Items from a data source
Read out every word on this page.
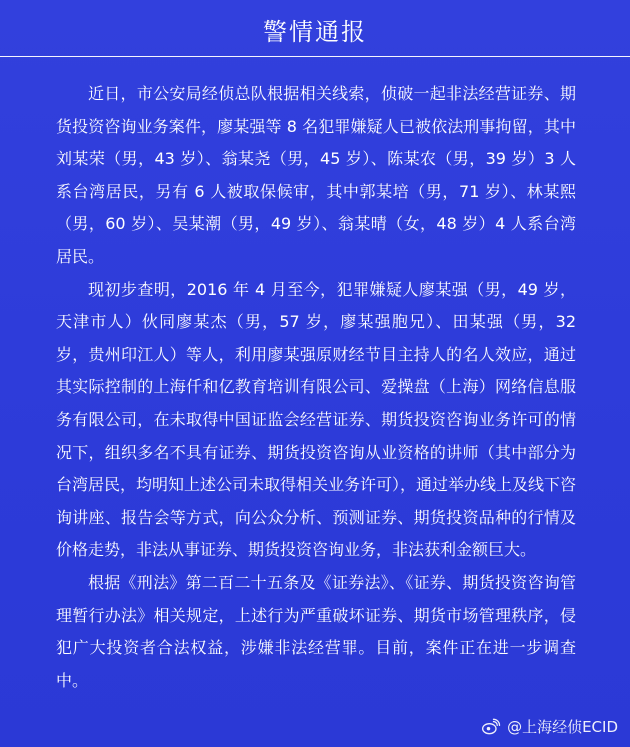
警情通报

近日，市公安局经侦总队根据相关线索，侦破一起非法经营证券、期货投资咨询业务案件，廖某强等 8 名犯罪嫌疑人已被依法刑事拘留，其中刘某荣（男，43 岁）、翁某尧（男，45 岁）、陈某农（男，39 岁）3 人系台湾居民，另有 6 人被取保候审，其中郭某培（男，71 岁）、林某熙（男，60 岁）、吴某潮（男，49 岁）、翁某晴（女，48 岁）4 人系台湾居民。

现初步查明，2016 年 4 月至今，犯罪嫌疑人廖某强（男，49 岁，天津市人）伙同廖某杰（男，57 岁，廖某强胞兄）、田某强（男，32 岁，贵州印江人）等人，利用廖某强原财经节目主持人的名人效应，通过其实际控制的上海仟和亿教育培训有限公司、爱操盘（上海）网络信息服务有限公司，在未取得中国证监会经营证券、期货投资咨询业务许可的情况下，组织多名不具有证券、期货投资咨询从业资格的讲师（其中部分为台湾居民，均明知上述公司未取得相关业务许可），通过举办线上及线下咨询讲座、报告会等方式，向公众分析、预测证券、期货投资品种的行情及价格走势，非法从事证券、期货投资咨询业务，非法获利金额巨大。

根据《刑法》第二百二十五条及《证券法》、《证券、期货投资咨询管理暂行办法》相关规定，上述行为严重破坏证券、期货市场管理秩序，侵犯广大投资者合法权益，涉嫌非法经营罪。目前，案件正在进一步调查中。

@上海经侦ECID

■ **Task directions**
Write out the material above again, word for word, minus its pictures.

■ **Answer to the exercise**
Read out every word on this page.
警情通报

近日，市公安局经侦总队根据相关线索，侦破一起非法经营证券、期货投资咨询业务案件，廖某强等 8 名犯罪嫌疑人已被依法刑事拘留，其中刘某荣（男，43 岁）、翁某尧（男，45 岁）、陈某农（男，39 岁）3 人系台湾居民，另有 6 人被取保候审，其中郭某培（男，71 岁）、林某熙（男，60 岁）、吴某潮（男，49 岁）、翁某晴（女，48 岁）4 人系台湾居民。

现初步查明，2016 年 4 月至今，犯罪嫌疑人廖某强（男，49 岁，天津市人）伙同廖某杰（男，57 岁，廖某强胞兄）、田某强（男，32 岁，贵州印江人）等人，利用廖某强原财经节目主持人的名人效应，通过其实际控制的上海仟和亿教育培训有限公司、爱操盘（上海）网络信息服务有限公司，在未取得中国证监会经营证券、期货投资咨询业务许可的情况下，组织多名不具有证券、期货投资咨询从业资格的讲师（其中部分为台湾居民，均明知上述公司未取得相关业务许可），通过举办线上及线下咨询讲座、报告会等方式，向公众分析、预测证券、期货投资品种的行情及价格走势，非法从事证券、期货投资咨询业务，非法获利金额巨大。

根据《刑法》第二百二十五条及《证券法》、《证券、期货投资咨询管理暂行办法》相关规定，上述行为严重破坏证券、期货市场管理秩序，侵犯广大投资者合法权益，涉嫌非法经营罪。目前，案件正在进一步调查中。

@上海经侦ECID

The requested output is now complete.